• [What is required]: Scan the listing and work out how many lines contain the word "JSON". Nothing but the number should be given.

• [Stored data]:
• • •
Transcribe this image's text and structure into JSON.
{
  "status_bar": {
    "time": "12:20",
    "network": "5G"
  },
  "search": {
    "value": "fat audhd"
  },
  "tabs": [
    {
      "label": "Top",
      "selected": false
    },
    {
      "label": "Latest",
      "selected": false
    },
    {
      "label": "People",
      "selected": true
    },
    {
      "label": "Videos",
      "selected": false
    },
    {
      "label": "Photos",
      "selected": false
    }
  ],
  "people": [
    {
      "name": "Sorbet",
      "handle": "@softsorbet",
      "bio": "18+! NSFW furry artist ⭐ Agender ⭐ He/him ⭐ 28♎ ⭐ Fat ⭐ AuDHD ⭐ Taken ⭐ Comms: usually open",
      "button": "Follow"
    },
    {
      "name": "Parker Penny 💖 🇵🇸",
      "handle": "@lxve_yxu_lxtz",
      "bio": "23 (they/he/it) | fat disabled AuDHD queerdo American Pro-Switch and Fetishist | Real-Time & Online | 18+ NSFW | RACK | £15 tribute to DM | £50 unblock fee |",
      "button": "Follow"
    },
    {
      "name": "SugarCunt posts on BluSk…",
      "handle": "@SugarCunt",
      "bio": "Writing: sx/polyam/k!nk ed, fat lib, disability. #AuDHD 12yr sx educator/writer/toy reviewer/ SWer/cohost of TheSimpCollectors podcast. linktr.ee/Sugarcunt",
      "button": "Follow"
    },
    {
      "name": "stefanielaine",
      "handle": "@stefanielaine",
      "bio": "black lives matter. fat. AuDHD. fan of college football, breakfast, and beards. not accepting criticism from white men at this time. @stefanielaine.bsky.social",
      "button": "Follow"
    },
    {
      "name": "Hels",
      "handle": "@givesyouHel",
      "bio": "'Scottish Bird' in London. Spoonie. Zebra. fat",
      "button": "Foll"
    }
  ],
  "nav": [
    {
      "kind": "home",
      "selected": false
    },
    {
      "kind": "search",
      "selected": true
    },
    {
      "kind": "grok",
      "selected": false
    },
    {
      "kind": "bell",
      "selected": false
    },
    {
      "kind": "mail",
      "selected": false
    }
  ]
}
• • •
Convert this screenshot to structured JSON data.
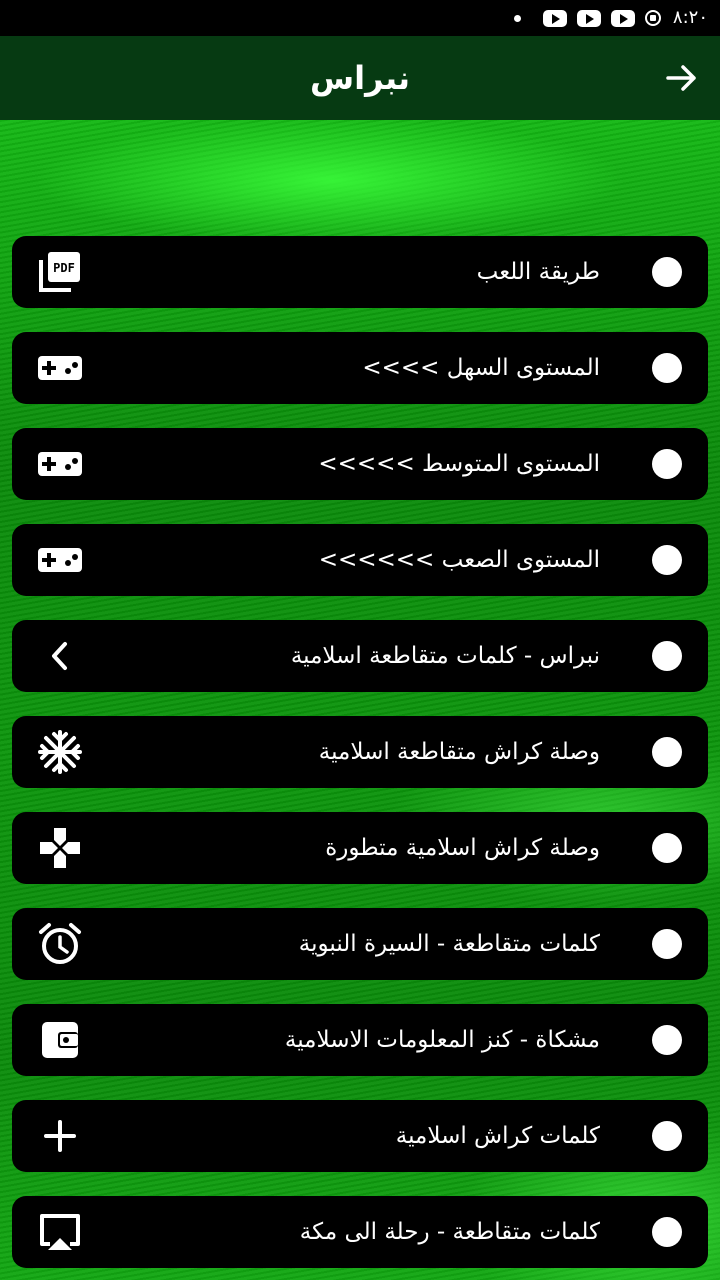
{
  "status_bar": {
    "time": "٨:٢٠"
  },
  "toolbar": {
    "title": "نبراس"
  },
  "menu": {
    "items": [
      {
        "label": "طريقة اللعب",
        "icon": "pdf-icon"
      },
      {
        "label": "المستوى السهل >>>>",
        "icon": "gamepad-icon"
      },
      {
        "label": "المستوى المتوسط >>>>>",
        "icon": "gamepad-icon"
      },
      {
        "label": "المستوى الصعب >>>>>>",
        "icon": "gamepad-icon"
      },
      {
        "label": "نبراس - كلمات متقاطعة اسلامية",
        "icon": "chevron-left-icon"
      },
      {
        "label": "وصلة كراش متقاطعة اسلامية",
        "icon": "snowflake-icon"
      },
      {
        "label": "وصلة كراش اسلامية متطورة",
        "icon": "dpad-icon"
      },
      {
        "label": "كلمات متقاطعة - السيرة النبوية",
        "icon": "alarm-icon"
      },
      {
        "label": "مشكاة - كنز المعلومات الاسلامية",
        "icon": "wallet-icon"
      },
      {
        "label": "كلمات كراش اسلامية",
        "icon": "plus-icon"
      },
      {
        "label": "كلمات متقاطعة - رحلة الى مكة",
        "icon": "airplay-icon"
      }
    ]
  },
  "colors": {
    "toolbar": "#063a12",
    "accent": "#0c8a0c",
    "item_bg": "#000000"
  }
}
• • •
• [Result of this exercise]: 2